### Problem to solve
The entries below should be given again exactly, minus their pictures.

# Start of Material shown

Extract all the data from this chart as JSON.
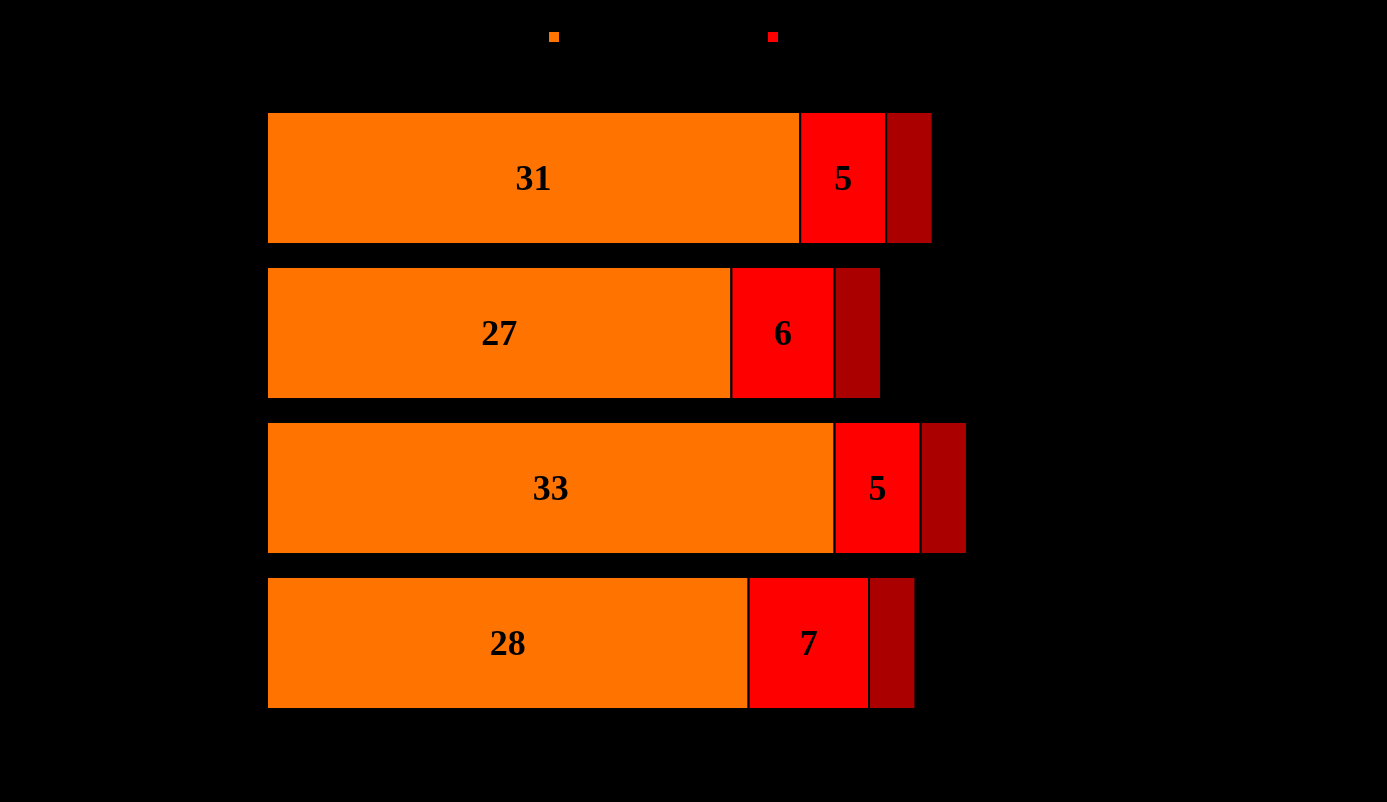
{
  "chart_data": {
    "type": "bar",
    "orientation": "horizontal",
    "stacked": true,
    "categories": [
      null,
      null,
      null,
      null
    ],
    "series": [
      {
        "color": "#ff7300",
        "values": [
          31,
          27,
          33,
          28
        ],
        "value_labels": [
          "31",
          "27",
          "33",
          "28"
        ]
      },
      {
        "color": "#ff0000",
        "values": [
          5,
          6,
          5,
          7
        ],
        "value_labels": [
          "5",
          "6",
          "5",
          "7"
        ]
      },
      {
        "color": "#aa0000",
        "values": [
          2.7,
          2.7,
          2.7,
          2.7
        ],
        "value_labels": [
          null,
          null,
          null,
          null
        ]
      }
    ]
  }
}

# End of Material shown

### Response to the task
Extract all the data from this chart as JSON.
{
  "chart_data": {
    "type": "bar",
    "orientation": "horizontal",
    "stacked": true,
    "categories": [
      null,
      null,
      null,
      null
    ],
    "series": [
      {
        "color": "#ff7300",
        "values": [
          31,
          27,
          33,
          28
        ],
        "value_labels": [
          "31",
          "27",
          "33",
          "28"
        ]
      },
      {
        "color": "#ff0000",
        "values": [
          5,
          6,
          5,
          7
        ],
        "value_labels": [
          "5",
          "6",
          "5",
          "7"
        ]
      },
      {
        "color": "#aa0000",
        "values": [
          2.7,
          2.7,
          2.7,
          2.7
        ],
        "value_labels": [
          null,
          null,
          null,
          null
        ]
      }
    ]
  }
}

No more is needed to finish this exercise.